Figure content listings:
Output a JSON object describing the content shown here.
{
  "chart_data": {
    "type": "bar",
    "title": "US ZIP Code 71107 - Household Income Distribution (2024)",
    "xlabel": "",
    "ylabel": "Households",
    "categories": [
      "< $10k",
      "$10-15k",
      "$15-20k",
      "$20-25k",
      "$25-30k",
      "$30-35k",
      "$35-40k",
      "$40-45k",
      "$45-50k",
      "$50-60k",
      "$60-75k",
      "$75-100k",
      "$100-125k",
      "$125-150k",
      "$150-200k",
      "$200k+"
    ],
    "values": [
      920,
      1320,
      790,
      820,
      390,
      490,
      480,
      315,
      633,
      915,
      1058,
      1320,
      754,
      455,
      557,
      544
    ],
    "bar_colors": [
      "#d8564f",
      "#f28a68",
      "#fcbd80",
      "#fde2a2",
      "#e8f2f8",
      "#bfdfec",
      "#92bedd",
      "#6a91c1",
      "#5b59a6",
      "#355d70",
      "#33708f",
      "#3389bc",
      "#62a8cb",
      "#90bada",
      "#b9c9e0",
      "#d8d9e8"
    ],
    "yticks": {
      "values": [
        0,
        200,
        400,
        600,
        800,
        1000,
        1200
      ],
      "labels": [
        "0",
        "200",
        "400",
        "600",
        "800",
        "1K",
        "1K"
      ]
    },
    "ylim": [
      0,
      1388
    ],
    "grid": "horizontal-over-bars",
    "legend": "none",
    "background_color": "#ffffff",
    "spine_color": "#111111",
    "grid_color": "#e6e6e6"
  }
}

Goal:
Reproduce each line verbatim.

Task result:
Output a JSON object describing the content shown here.
{
  "chart_data": {
    "type": "bar",
    "title": "US ZIP Code 71107 - Household Income Distribution (2024)",
    "xlabel": "",
    "ylabel": "Households",
    "categories": [
      "< $10k",
      "$10-15k",
      "$15-20k",
      "$20-25k",
      "$25-30k",
      "$30-35k",
      "$35-40k",
      "$40-45k",
      "$45-50k",
      "$50-60k",
      "$60-75k",
      "$75-100k",
      "$100-125k",
      "$125-150k",
      "$150-200k",
      "$200k+"
    ],
    "values": [
      920,
      1320,
      790,
      820,
      390,
      490,
      480,
      315,
      633,
      915,
      1058,
      1320,
      754,
      455,
      557,
      544
    ],
    "bar_colors": [
      "#d8564f",
      "#f28a68",
      "#fcbd80",
      "#fde2a2",
      "#e8f2f8",
      "#bfdfec",
      "#92bedd",
      "#6a91c1",
      "#5b59a6",
      "#355d70",
      "#33708f",
      "#3389bc",
      "#62a8cb",
      "#90bada",
      "#b9c9e0",
      "#d8d9e8"
    ],
    "yticks": {
      "values": [
        0,
        200,
        400,
        600,
        800,
        1000,
        1200
      ],
      "labels": [
        "0",
        "200",
        "400",
        "600",
        "800",
        "1K",
        "1K"
      ]
    },
    "ylim": [
      0,
      1388
    ],
    "grid": "horizontal-over-bars",
    "legend": "none",
    "background_color": "#ffffff",
    "spine_color": "#111111",
    "grid_color": "#e6e6e6"
  }
}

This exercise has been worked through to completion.